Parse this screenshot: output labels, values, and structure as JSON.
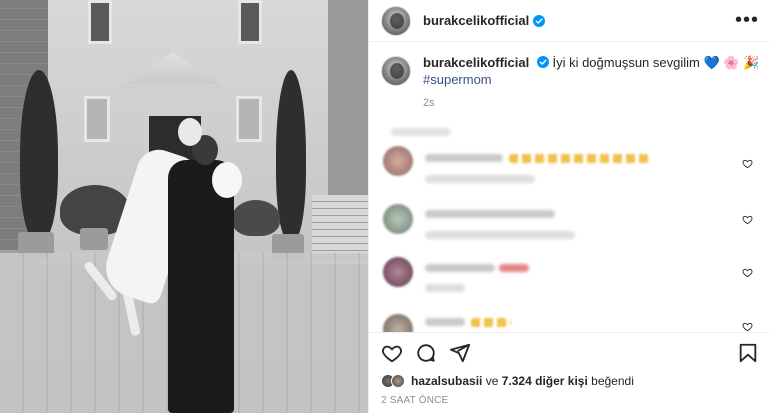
{
  "post": {
    "username": "burakcelikofficial",
    "verified_icon": "verified-badge-icon",
    "more_icon": "more-options-icon"
  },
  "caption": {
    "username": "burakcelikofficial",
    "text": "İyi ki doğmuşsun sevgilim",
    "emojis": [
      "blue-heart",
      "flower",
      "party-popper"
    ],
    "hashtag": "#supermom",
    "time": "2s"
  },
  "actions": {
    "like_icon": "heart-icon",
    "comment_icon": "comment-icon",
    "share_icon": "share-icon",
    "save_icon": "bookmark-icon"
  },
  "likes": {
    "first_user": "hazalsubasii",
    "connector": "ve",
    "others_count": "7.324 diğer kişi",
    "suffix": "beğendi"
  },
  "posted_ago": "2 SAAT ÖNCE",
  "colors": {
    "verified": "#0095f6",
    "hashtag": "#385185",
    "border": "#efefef",
    "secondary_text": "#8e8e8e"
  }
}
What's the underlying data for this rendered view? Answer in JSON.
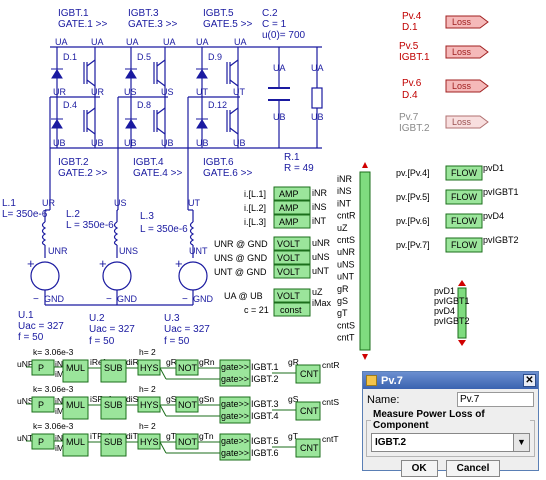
{
  "switches": [
    {
      "name": "IGBT.1",
      "gate": "GATE.1 >>",
      "diode": "D.1",
      "t1": "UA",
      "t2": "UA"
    },
    {
      "name": "IGBT.3",
      "gate": "GATE.3 >>",
      "diode": "D.5",
      "t1": "UA",
      "t2": "UA"
    },
    {
      "name": "IGBT.5",
      "gate": "GATE.5 >>",
      "diode": "D.9",
      "t1": "UA",
      "t2": "UA"
    },
    {
      "name": "IGBT.2",
      "gate": "GATE.2 >>",
      "diode": "D.4",
      "t1": "UR",
      "t2": "UR"
    },
    {
      "name": "IGBT.4",
      "gate": "GATE.4 >>",
      "diode": "D.8",
      "t1": "US",
      "t2": "US"
    },
    {
      "name": "IGBT.6",
      "gate": "GATE.6 >>",
      "diode": "D.12",
      "t1": "UT",
      "t2": "UT"
    }
  ],
  "bottom_terms": [
    "UB",
    "UB",
    "UB",
    "UB",
    "UB",
    "UB"
  ],
  "capacitor": {
    "name": "C.2",
    "value": "C = 1",
    "init": "u(0)= 700",
    "top": "UA",
    "bottom": "UB"
  },
  "resistor": {
    "name": "R.1",
    "value": "R = 49",
    "top": "UA",
    "bottom": "UB"
  },
  "inductors": [
    {
      "name": "L.1",
      "value": "L= 350e-6",
      "top": "UR",
      "bottom": "UNR"
    },
    {
      "name": "L.2",
      "value": "L = 350e-6",
      "top": "US",
      "bottom": "UNS"
    },
    {
      "name": "L.3",
      "value": "L = 350e-6",
      "top": "UT",
      "bottom": "UNT"
    }
  ],
  "sources": [
    {
      "name": "U.1",
      "uac": "Uac = 327",
      "f": "f = 50"
    },
    {
      "name": "U.2",
      "uac": "Uac = 327",
      "f": "f = 50"
    },
    {
      "name": "U.3",
      "uac": "Uac = 327",
      "f": "f = 50"
    }
  ],
  "gnd": "GND",
  "plus": "+",
  "minus": "−",
  "loss_blocks": [
    {
      "pv": "Pv.4",
      "comp": "D.1",
      "label": "Loss",
      "disabled": false
    },
    {
      "pv": "Pv.5",
      "comp": "IGBT.1",
      "label": "Loss",
      "disabled": false
    },
    {
      "pv": "Pv.6",
      "comp": "D.4",
      "label": "Loss",
      "disabled": false
    },
    {
      "pv": "Pv.7",
      "comp": "IGBT.2",
      "label": "Loss",
      "disabled": true
    }
  ],
  "meters": [
    {
      "input": "i.[L.1]",
      "type": "AMP",
      "out": "iNR"
    },
    {
      "input": "i.[L.2]",
      "type": "AMP",
      "out": "iNS"
    },
    {
      "input": "i.[L.3]",
      "type": "AMP",
      "out": "iNT"
    },
    {
      "input": "UNR @ GND",
      "type": "VOLT",
      "out": "uNR"
    },
    {
      "input": "UNS @ GND",
      "type": "VOLT",
      "out": "uNS"
    },
    {
      "input": "UNT @ GND",
      "type": "VOLT",
      "out": "uNT"
    }
  ],
  "ua_volt": {
    "input": "UA @ UB",
    "type": "VOLT",
    "out": "uZ"
  },
  "const_block": {
    "input": "c = 21",
    "type": "const",
    "out": "iMax"
  },
  "bus_labels": [
    "iNR",
    "iNS",
    "iNT",
    "cntR",
    "uZ",
    "cntS",
    "uNR",
    "uNS",
    "uNT",
    "gR",
    "gS",
    "gT",
    "cntS",
    "cntT"
  ],
  "flows": [
    {
      "input": "pv.[Pv.4]",
      "label": "FLOW",
      "out": "pvD1"
    },
    {
      "input": "pv.[Pv.5]",
      "label": "FLOW",
      "out": "pvIGBT1"
    },
    {
      "input": "pv.[Pv.6]",
      "label": "FLOW",
      "out": "pvD4"
    },
    {
      "input": "pv.[Pv.7]",
      "label": "FLOW",
      "out": "pvIGBT2"
    }
  ],
  "mux_labels": [
    "pvD1",
    "pvIGBT1",
    "pvD4",
    "pvIGBT2"
  ],
  "control_rows": [
    {
      "k": "k= 3.06e-3",
      "in1": "uNR",
      "in2": "iNR",
      "p": "P",
      "mul": "MUL",
      "imax": "iMax",
      "sub": "SUB",
      "h": "h= 2",
      "hys": "HYS",
      "not": "NOT",
      "gate": "gate>>",
      "g1": "IGBT.1",
      "g2": "IGBT.2",
      "cnt_in": "gR",
      "cnt": "CNT",
      "cnt_out": "cntR",
      "sig1": "iRef",
      "sig2": "diR",
      "sig3": "gR",
      "sig4": "gRn"
    },
    {
      "k": "k= 3.06e-3",
      "in1": "uNS",
      "in2": "iNS",
      "p": "P",
      "mul": "MUL",
      "imax": "iMax",
      "sub": "SUB",
      "h": "h= 2",
      "hys": "HYS",
      "not": "NOT",
      "gate": "gate>>",
      "g1": "IGBT.3",
      "g2": "IGBT.4",
      "cnt_in": "gS",
      "cnt": "CNT",
      "cnt_out": "cntS",
      "sig1": "iSRef",
      "sig2": "diS",
      "sig3": "gS",
      "sig4": "gSn"
    },
    {
      "k": "k= 3.06e-3",
      "in1": "uNT",
      "in2": "iNT",
      "p": "P",
      "mul": "MUL",
      "imax": "iMax",
      "sub": "SUB",
      "h": "h= 2",
      "hys": "HYS",
      "not": "NOT",
      "gate": "gate>>",
      "g1": "IGBT.5",
      "g2": "IGBT.6",
      "cnt_in": "gT",
      "cnt": "CNT",
      "cnt_out": "cntT",
      "sig1": "iTRef",
      "sig2": "diT",
      "sig3": "gT",
      "sig4": "gTn"
    }
  ],
  "dialog": {
    "title": "Pv.7",
    "name_label": "Name:",
    "name_value": "Pv.7",
    "group_label": "Measure Power Loss of Component",
    "selected": "IGBT.2",
    "ok": "OK",
    "cancel": "Cancel",
    "close": "✕"
  },
  "colors": {
    "wire": "#1a1aa0",
    "block_fill": "#9be59b",
    "block_stroke": "#1b6e1b",
    "loss_fill": "#f5b9b9",
    "loss_stroke": "#a02020",
    "arrow": "#d00000",
    "bus_fill": "#7fdc7f"
  }
}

----------

**Stated exercise**
Copy each line of the records precisely and drop any images they hold.

**Written answer**
Parse this screenshot: output labels, values, and structure as JSON.
{
  "post": {
    "username": "burakcelikofficial",
    "verified_icon": "verified-badge-icon",
    "more_icon": "more-options-icon"
  },
  "caption": {
    "username": "burakcelikofficial",
    "text": "İyi ki doğmuşsun sevgilim",
    "emojis": [
      "blue-heart",
      "flower",
      "party-popper"
    ],
    "hashtag": "#supermom",
    "time": "2s"
  },
  "actions": {
    "like_icon": "heart-icon",
    "comment_icon": "comment-icon",
    "share_icon": "share-icon",
    "save_icon": "bookmark-icon"
  },
  "likes": {
    "first_user": "hazalsubasii",
    "connector": "ve",
    "others_count": "7.324 diğer kişi",
    "suffix": "beğendi"
  },
  "posted_ago": "2 SAAT ÖNCE",
  "colors": {
    "verified": "#0095f6",
    "hashtag": "#385185",
    "border": "#efefef",
    "secondary_text": "#8e8e8e"
  }
}
What's the underlying data for this rendered view? Answer in JSON.
{
  "switches": [
    {
      "name": "IGBT.1",
      "gate": "GATE.1 >>",
      "diode": "D.1",
      "t1": "UA",
      "t2": "UA"
    },
    {
      "name": "IGBT.3",
      "gate": "GATE.3 >>",
      "diode": "D.5",
      "t1": "UA",
      "t2": "UA"
    },
    {
      "name": "IGBT.5",
      "gate": "GATE.5 >>",
      "diode": "D.9",
      "t1": "UA",
      "t2": "UA"
    },
    {
      "name": "IGBT.2",
      "gate": "GATE.2 >>",
      "diode": "D.4",
      "t1": "UR",
      "t2": "UR"
    },
    {
      "name": "IGBT.4",
      "gate": "GATE.4 >>",
      "diode": "D.8",
      "t1": "US",
      "t2": "US"
    },
    {
      "name": "IGBT.6",
      "gate": "GATE.6 >>",
      "diode": "D.12",
      "t1": "UT",
      "t2": "UT"
    }
  ],
  "bottom_terms": [
    "UB",
    "UB",
    "UB",
    "UB",
    "UB",
    "UB"
  ],
  "capacitor": {
    "name": "C.2",
    "value": "C = 1",
    "init": "u(0)= 700",
    "top": "UA",
    "bottom": "UB"
  },
  "resistor": {
    "name": "R.1",
    "value": "R = 49",
    "top": "UA",
    "bottom": "UB"
  },
  "inductors": [
    {
      "name": "L.1",
      "value": "L= 350e-6",
      "top": "UR",
      "bottom": "UNR"
    },
    {
      "name": "L.2",
      "value": "L = 350e-6",
      "top": "US",
      "bottom": "UNS"
    },
    {
      "name": "L.3",
      "value": "L = 350e-6",
      "top": "UT",
      "bottom": "UNT"
    }
  ],
  "sources": [
    {
      "name": "U.1",
      "uac": "Uac = 327",
      "f": "f = 50"
    },
    {
      "name": "U.2",
      "uac": "Uac = 327",
      "f": "f = 50"
    },
    {
      "name": "U.3",
      "uac": "Uac = 327",
      "f": "f = 50"
    }
  ],
  "gnd": "GND",
  "plus": "+",
  "minus": "−",
  "loss_blocks": [
    {
      "pv": "Pv.4",
      "comp": "D.1",
      "label": "Loss",
      "disabled": false
    },
    {
      "pv": "Pv.5",
      "comp": "IGBT.1",
      "label": "Loss",
      "disabled": false
    },
    {
      "pv": "Pv.6",
      "comp": "D.4",
      "label": "Loss",
      "disabled": false
    },
    {
      "pv": "Pv.7",
      "comp": "IGBT.2",
      "label": "Loss",
      "disabled": true
    }
  ],
  "meters": [
    {
      "input": "i.[L.1]",
      "type": "AMP",
      "out": "iNR"
    },
    {
      "input": "i.[L.2]",
      "type": "AMP",
      "out": "iNS"
    },
    {
      "input": "i.[L.3]",
      "type": "AMP",
      "out": "iNT"
    },
    {
      "input": "UNR @ GND",
      "type": "VOLT",
      "out": "uNR"
    },
    {
      "input": "UNS @ GND",
      "type": "VOLT",
      "out": "uNS"
    },
    {
      "input": "UNT @ GND",
      "type": "VOLT",
      "out": "uNT"
    }
  ],
  "ua_volt": {
    "input": "UA @ UB",
    "type": "VOLT",
    "out": "uZ"
  },
  "const_block": {
    "input": "c = 21",
    "type": "const",
    "out": "iMax"
  },
  "bus_labels": [
    "iNR",
    "iNS",
    "iNT",
    "cntR",
    "uZ",
    "cntS",
    "uNR",
    "uNS",
    "uNT",
    "gR",
    "gS",
    "gT",
    "cntS",
    "cntT"
  ],
  "flows": [
    {
      "input": "pv.[Pv.4]",
      "label": "FLOW",
      "out": "pvD1"
    },
    {
      "input": "pv.[Pv.5]",
      "label": "FLOW",
      "out": "pvIGBT1"
    },
    {
      "input": "pv.[Pv.6]",
      "label": "FLOW",
      "out": "pvD4"
    },
    {
      "input": "pv.[Pv.7]",
      "label": "FLOW",
      "out": "pvIGBT2"
    }
  ],
  "mux_labels": [
    "pvD1",
    "pvIGBT1",
    "pvD4",
    "pvIGBT2"
  ],
  "control_rows": [
    {
      "k": "k= 3.06e-3",
      "in1": "uNR",
      "in2": "iNR",
      "p": "P",
      "mul": "MUL",
      "imax": "iMax",
      "sub": "SUB",
      "h": "h= 2",
      "hys": "HYS",
      "not": "NOT",
      "gate": "gate>>",
      "g1": "IGBT.1",
      "g2": "IGBT.2",
      "cnt_in": "gR",
      "cnt": "CNT",
      "cnt_out": "cntR",
      "sig1": "iRef",
      "sig2": "diR",
      "sig3": "gR",
      "sig4": "gRn"
    },
    {
      "k": "k= 3.06e-3",
      "in1": "uNS",
      "in2": "iNS",
      "p": "P",
      "mul": "MUL",
      "imax": "iMax",
      "sub": "SUB",
      "h": "h= 2",
      "hys": "HYS",
      "not": "NOT",
      "gate": "gate>>",
      "g1": "IGBT.3",
      "g2": "IGBT.4",
      "cnt_in": "gS",
      "cnt": "CNT",
      "cnt_out": "cntS",
      "sig1": "iSRef",
      "sig2": "diS",
      "sig3": "gS",
      "sig4": "gSn"
    },
    {
      "k": "k= 3.06e-3",
      "in1": "uNT",
      "in2": "iNT",
      "p": "P",
      "mul": "MUL",
      "imax": "iMax",
      "sub": "SUB",
      "h": "h= 2",
      "hys": "HYS",
      "not": "NOT",
      "gate": "gate>>",
      "g1": "IGBT.5",
      "g2": "IGBT.6",
      "cnt_in": "gT",
      "cnt": "CNT",
      "cnt_out": "cntT",
      "sig1": "iTRef",
      "sig2": "diT",
      "sig3": "gT",
      "sig4": "gTn"
    }
  ],
  "dialog": {
    "title": "Pv.7",
    "name_label": "Name:",
    "name_value": "Pv.7",
    "group_label": "Measure Power Loss of Component",
    "selected": "IGBT.2",
    "ok": "OK",
    "cancel": "Cancel",
    "close": "✕"
  },
  "colors": {
    "wire": "#1a1aa0",
    "block_fill": "#9be59b",
    "block_stroke": "#1b6e1b",
    "loss_fill": "#f5b9b9",
    "loss_stroke": "#a02020",
    "arrow": "#d00000",
    "bus_fill": "#7fdc7f"
  }
}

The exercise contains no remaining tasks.